§ Exercise aim
Drop the pictures, then extract the listing word for word.

┌─ Dataset rows

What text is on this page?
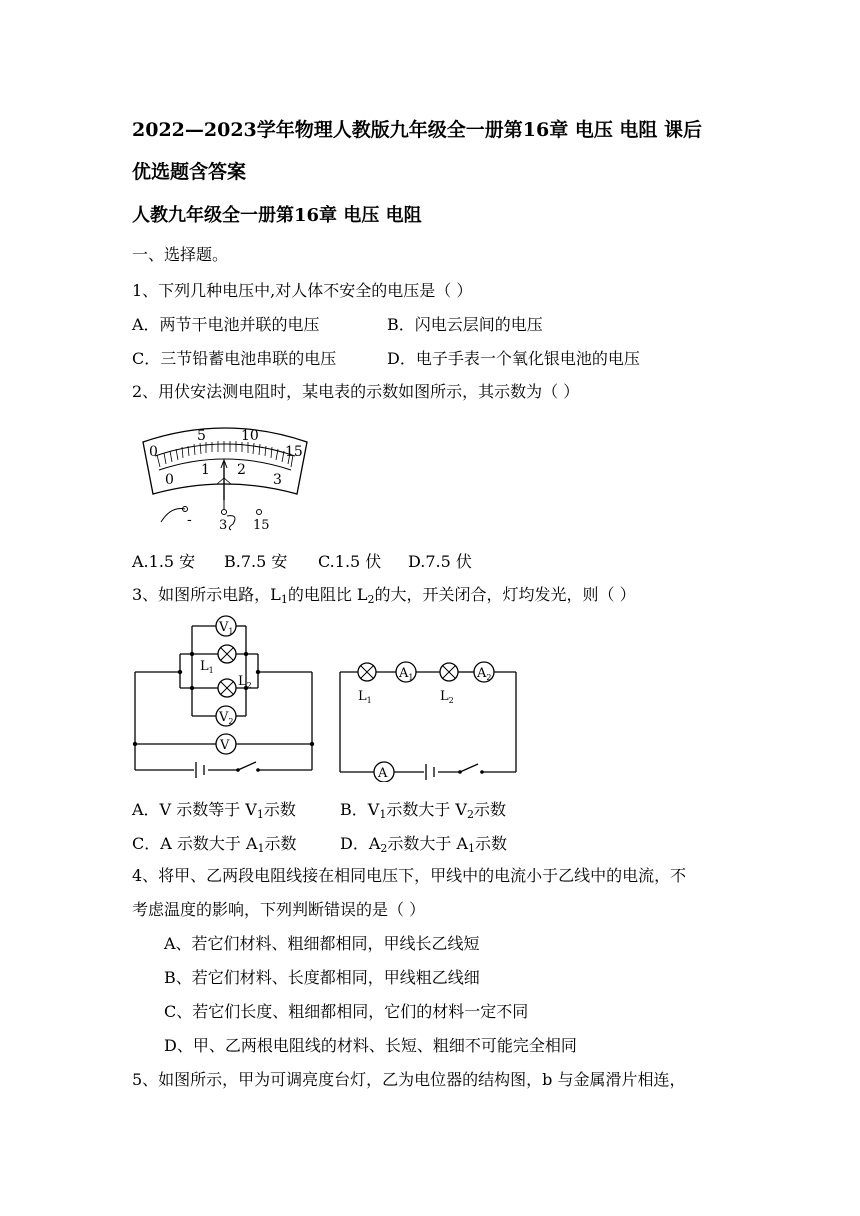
2022—2023学年物理人教版九年级全一册第16章 电压 电阻 课后
优选题含答案
人教九年级全一册第16章 电压 电阻
一、选择题。
1、下列几种电压中,对人体不安全的电压是（ ）
A．两节干电池并联的电压	B．闪电云层间的电压
C．三节铅蓄电池串联的电压	D．电子手表一个氧化银电池的电压
2、用伏安法测电阻时，某电表的示数如图所示，其示数为（ ）
0
5	10
15
0
1 2
3
- 3 15
A.1.5 安 B.7.5 安 C.1.5 伏 D.7.5 伏
3、如图所示电路，$L_1$的电阻比 $L_2$的大，开关闭合，灯均发光，则（ ）
$V_1$
$L_1$
$L_2$
$V_2$
V
$L_1$
$A_1$
$L_2$
$A_2$
A
A．V 示数等于 $V_1$示数	B．$V_1$示数大于 $V_2$示数
C．A 示数大于 $A_1$示数	D．$A_2$示数大于 $A_1$示数
4、将甲、乙两段电阻线接在相同电压下，甲线中的电流小于乙线中的电流，不
考虑温度的影响，下列判断错误的是（ ）
A、若它们材料、粗细都相同，甲线长乙线短
B、若它们材料、长度都相同，甲线粗乙线细
C、若它们长度、粗细都相同，它们的材料一定不同
D、甲、乙两根电阻线的材料、长短、粗细不可能完全相同
5、如图所示，甲为可调亮度台灯，乙为电位器的结构图，b 与金属滑片相连，
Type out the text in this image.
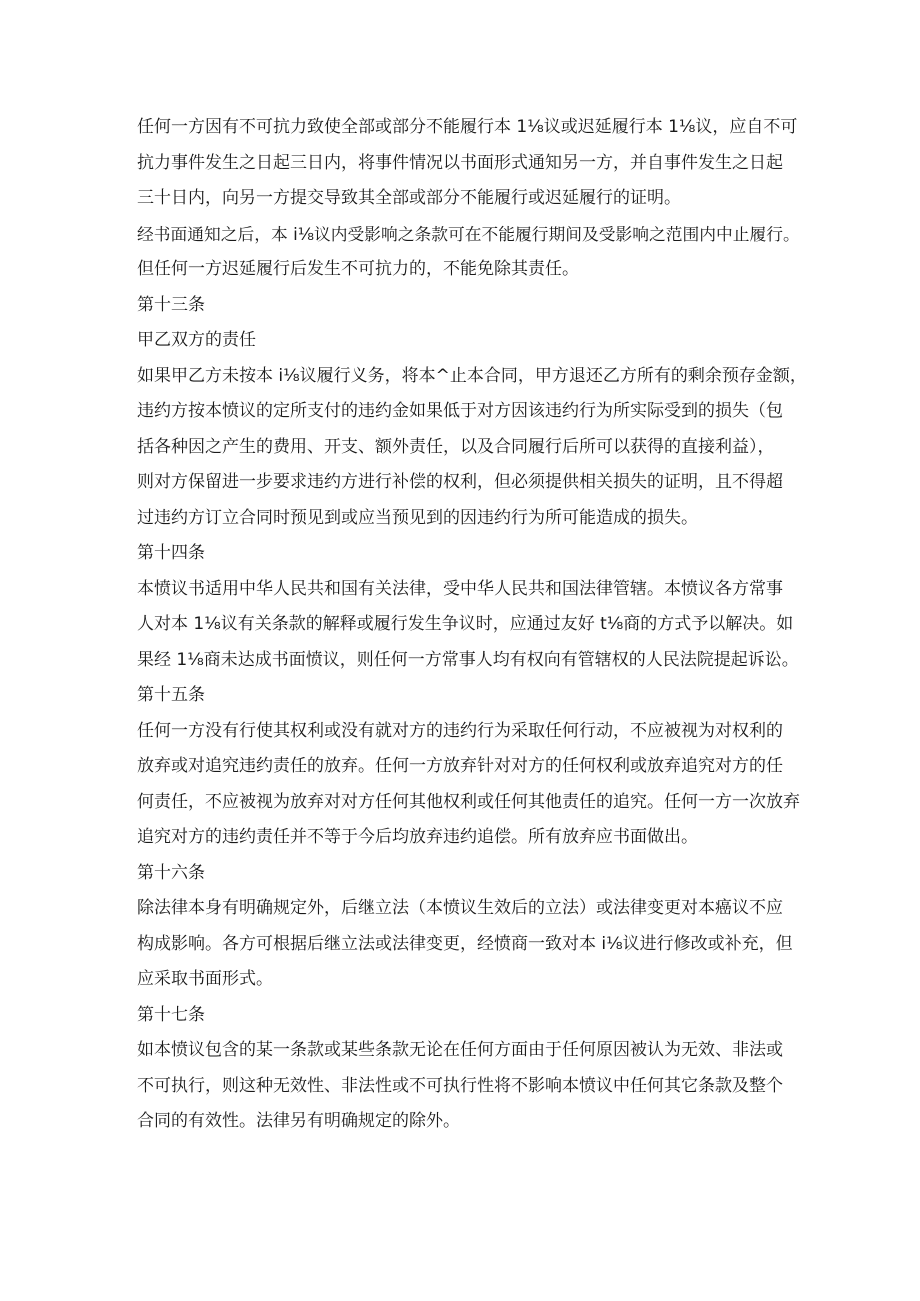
任何一方因有不可抗力致使全部或部分不能履行本 1⅛议或迟延履行本 1⅛议，应自不可

抗力事件发生之日起三日内，将事件情况以书面形式通知另一方，并自事件发生之日起

三十日内，向另一方提交导致其全部或部分不能履行或迟延履行的证明。

经书面通知之后，本 i⅛议内受影响之条款可在不能履行期间及受影响之范围内中止履行。

但任何一方迟延履行后发生不可抗力的，不能免除其责任。

第十三条

甲乙双方的责任

如果甲乙方未按本 i⅛议履行义务，将本^止本合同，甲方退还乙方所有的剩余预存金额，

违约方按本愤议的定所支付的违约金如果低于对方因该违约行为所实际受到的损失（包

括各种因之产生的费用、开支、额外责任，以及合同履行后所可以获得的直接利益），

则对方保留进一步要求违约方进行补偿的权利，但必须提供相关损失的证明，且不得超

过违约方订立合同时预见到或应当预见到的因违约行为所可能造成的损失。

第十四条

本愤议书适用中华人民共和国有关法律，受中华人民共和国法律管辖。本愤议各方常事

人对本 1⅛议有关条款的解释或履行发生争议时，应通过友好 t⅛商的方式予以解决。如

果经 1⅛商未达成书面愤议，则任何一方常事人均有权向有管辖权的人民法院提起诉讼。

第十五条

任何一方没有行使其权利或没有就对方的违约行为采取任何行动，不应被视为对权利的

放弃或对追究违约责任的放弃。任何一方放弃针对对方的任何权利或放弃追究对方的任

何责任，不应被视为放弃对对方任何其他权利或任何其他责任的追究。任何一方一次放弃

追究对方的违约责任并不等于今后均放弃违约追偿。所有放弃应书面做出。

第十六条

除法律本身有明确规定外，后继立法（本愤议生效后的立法）或法律变更对本癌议不应

构成影响。各方可根据后继立法或法律变更，经愤商一致对本 i⅛议进行修改或补充，但

应采取书面形式。

第十七条

如本愤议包含的某一条款或某些条款无论在任何方面由于任何原因被认为无效、非法或

不可执行，则这种无效性、非法性或不可执行性将不影响本愤议中任何其它条款及整个

合同的有效性。法律另有明确规定的除外。
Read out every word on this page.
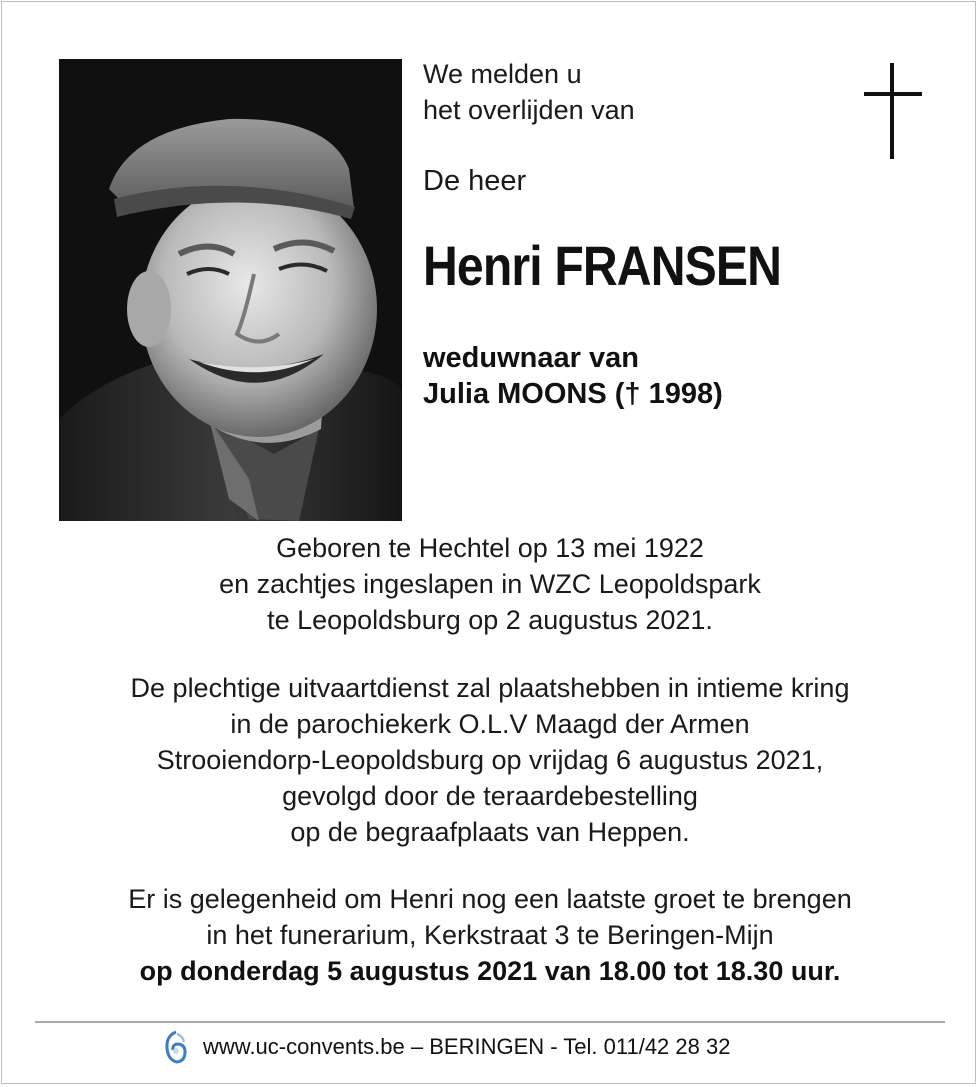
We melden u
het overlijden van
De heer
Henri FRANSEN
weduwnaar van
Julia MOONS († 1998)
Geboren te Hechtel op 13 mei 1922
en zachtjes ingeslapen in WZC Leopoldspark
te Leopoldsburg op 2 augustus 2021.
De plechtige uitvaartdienst zal plaatshebben in intieme kring
in de parochiekerk O.L.V Maagd der Armen
Strooiendorp-Leopoldsburg op vrijdag 6 augustus 2021,
gevolgd door de teraardebestelling
op de begraafplaats van Heppen.
Er is gelegenheid om Henri nog een laatste groet te brengen
in het funerarium, Kerkstraat 3 te Beringen-Mijn
op donderdag 5 augustus 2021 van 18.00 tot 18.30 uur.
www.uc-convents.be – BERINGEN - Tel. 011/42 28 32
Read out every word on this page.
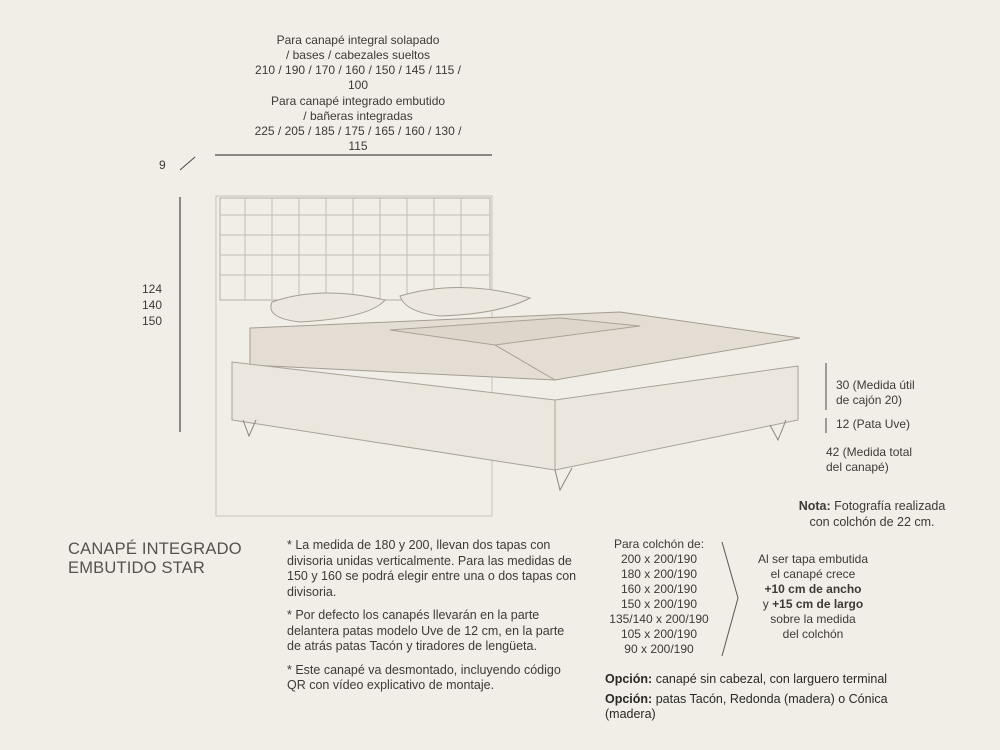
Para canapé integral solapado
/ bases / cabezales sueltos
210 / 190 / 170 / 160 / 150 / 145 / 115 / 100
Para canapé integrado embutido
/ bañeras integradas
225 / 205 / 185 / 175 / 165 / 160 / 130 / 115
9
124
140
150
30 (Medida útil
de cajón 20)
12 (Pata Uve)
42 (Medida total
del canapé)
Nota: Fotografía realizada
con colchón de 22 cm.
CANAPÉ INTEGRADO
EMBUTIDO STAR

* La medida de 180 y 200, llevan dos tapas con divisoria unidas verticalmente. Para las medidas de 150 y 160 se podrá elegir entre una o dos tapas con divisoria.

* Por defecto los canapés llevarán en la parte delantera patas modelo Uve de 12 cm, en la parte de atrás patas Tacón y tiradores de lengüeta.

* Este canapé va desmontado, incluyendo código QR con vídeo explicativo de montaje.

Para colchón de:
200 x 200/190
180 x 200/190
160 x 200/190
150 x 200/190
135/140 x 200/190
105 x 200/190
90 x 200/190
Al ser tapa embutida
el canapé crece
+10 cm de ancho
y +15 cm de largo
sobre la medida
del colchón
Opción: canapé sin cabezal, con larguero terminal
Opción: patas Tacón, Redonda (madera) o Cónica (madera)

└─

§ Answer in full
What text is on this page?
2022—2023学年物理人教版九年级全一册第16章 电压 电阻 课后
优选题含答案
人教九年级全一册第16章 电压 电阻
一、选择题。
1、下列几种电压中,对人体不安全的电压是（ ）
A．两节干电池并联的电压	B．闪电云层间的电压
C．三节铅蓄电池串联的电压	D．电子手表一个氧化银电池的电压
2、用伏安法测电阻时，某电表的示数如图所示，其示数为（ ）
0
5	10
15
0
1 2
3
- 3 15
A.1.5 安 B.7.5 安 C.1.5 伏 D.7.5 伏
3、如图所示电路，$L_1$的电阻比 $L_2$的大，开关闭合，灯均发光，则（ ）
$V_1$
$L_1$
$L_2$
$V_2$
V
$L_1$
$A_1$
$L_2$
$A_2$
A
A．V 示数等于 $V_1$示数	B．$V_1$示数大于 $V_2$示数
C．A 示数大于 $A_1$示数	D．$A_2$示数大于 $A_1$示数
4、将甲、乙两段电阻线接在相同电压下，甲线中的电流小于乙线中的电流，不
考虑温度的影响，下列判断错误的是（ ）
A、若它们材料、粗细都相同，甲线长乙线短
B、若它们材料、长度都相同，甲线粗乙线细
C、若它们长度、粗细都相同，它们的材料一定不同
D、甲、乙两根电阻线的材料、长短、粗细不可能完全相同
5、如图所示，甲为可调亮度台灯，乙为电位器的结构图，b 与金属滑片相连，
Type out the text in this image.
任何一方因有不可抗力致使全部或部分不能履行本 1⅛议或迟延履行本 1⅛议，应自不可

抗力事件发生之日起三日内，将事件情况以书面形式通知另一方，并自事件发生之日起

三十日内，向另一方提交导致其全部或部分不能履行或迟延履行的证明。

经书面通知之后，本 i⅛议内受影响之条款可在不能履行期间及受影响之范围内中止履行。

但任何一方迟延履行后发生不可抗力的，不能免除其责任。

第十三条

甲乙双方的责任

如果甲乙方未按本 i⅛议履行义务，将本^止本合同，甲方退还乙方所有的剩余预存金额，

违约方按本愤议的定所支付的违约金如果低于对方因该违约行为所实际受到的损失（包

括各种因之产生的费用、开支、额外责任，以及合同履行后所可以获得的直接利益），

则对方保留进一步要求违约方进行补偿的权利，但必须提供相关损失的证明，且不得超

过违约方订立合同时预见到或应当预见到的因违约行为所可能造成的损失。

第十四条

本愤议书适用中华人民共和国有关法律，受中华人民共和国法律管辖。本愤议各方常事

人对本 1⅛议有关条款的解释或履行发生争议时，应通过友好 t⅛商的方式予以解决。如

果经 1⅛商未达成书面愤议，则任何一方常事人均有权向有管辖权的人民法院提起诉讼。

第十五条

任何一方没有行使其权利或没有就对方的违约行为采取任何行动，不应被视为对权利的

放弃或对追究违约责任的放弃。任何一方放弃针对对方的任何权利或放弃追究对方的任

何责任，不应被视为放弃对对方任何其他权利或任何其他责任的追究。任何一方一次放弃

追究对方的违约责任并不等于今后均放弃违约追偿。所有放弃应书面做出。

第十六条

除法律本身有明确规定外，后继立法（本愤议生效后的立法）或法律变更对本癌议不应

构成影响。各方可根据后继立法或法律变更，经愤商一致对本 i⅛议进行修改或补充，但

应采取书面形式。

第十七条

如本愤议包含的某一条款或某些条款无论在任何方面由于任何原因被认为无效、非法或

不可执行，则这种无效性、非法性或不可执行性将不影响本愤议中任何其它条款及整个

合同的有效性。法律另有明确规定的除外。
Read out every word on this page.
We melden u
het overlijden van
De heer
Henri FRANSEN
weduwnaar van
Julia MOONS († 1998)
Geboren te Hechtel op 13 mei 1922
en zachtjes ingeslapen in WZC Leopoldspark
te Leopoldsburg op 2 augustus 2021.
De plechtige uitvaartdienst zal plaatshebben in intieme kring
in de parochiekerk O.L.V Maagd der Armen
Strooiendorp-Leopoldsburg op vrijdag 6 augustus 2021,
gevolgd door de teraardebestelling
op de begraafplaats van Heppen.
Er is gelegenheid om Henri nog een laatste groet te brengen
in het funerarium, Kerkstraat 3 te Beringen-Mijn
op donderdag 5 augustus 2021 van 18.00 tot 18.30 uur.
www.uc-convents.be – BERINGEN - Tel. 011/42 28 32
Read out every word on this page.
Para canapé integral solapado
/ bases / cabezales sueltos
210 / 190 / 170 / 160 / 150 / 145 / 115 / 100
Para canapé integrado embutido
/ bañeras integradas
225 / 205 / 185 / 175 / 165 / 160 / 130 / 115
9
124
140
150
30 (Medida útil
de cajón 20)
12 (Pata Uve)
42 (Medida total
del canapé)
Nota: Fotografía realizada
con colchón de 22 cm.
CANAPÉ INTEGRADO
EMBUTIDO STAR

* La medida de 180 y 200, llevan dos tapas con divisoria unidas verticalmente. Para las medidas de 150 y 160 se podrá elegir entre una o dos tapas con divisoria.

* Por defecto los canapés llevarán en la parte delantera patas modelo Uve de 12 cm, en la parte de atrás patas Tacón y tiradores de lengüeta.

* Este canapé va desmontado, incluyendo código QR con vídeo explicativo de montaje.

Para colchón de:
200 x 200/190
180 x 200/190
160 x 200/190
150 x 200/190
135/140 x 200/190
105 x 200/190
90 x 200/190
Al ser tapa embutida
el canapé crece
+10 cm de ancho
y +15 cm de largo
sobre la medida
del colchón
Opción: canapé sin cabezal, con larguero terminal
Opción: patas Tacón, Redonda (madera) o Cónica (madera)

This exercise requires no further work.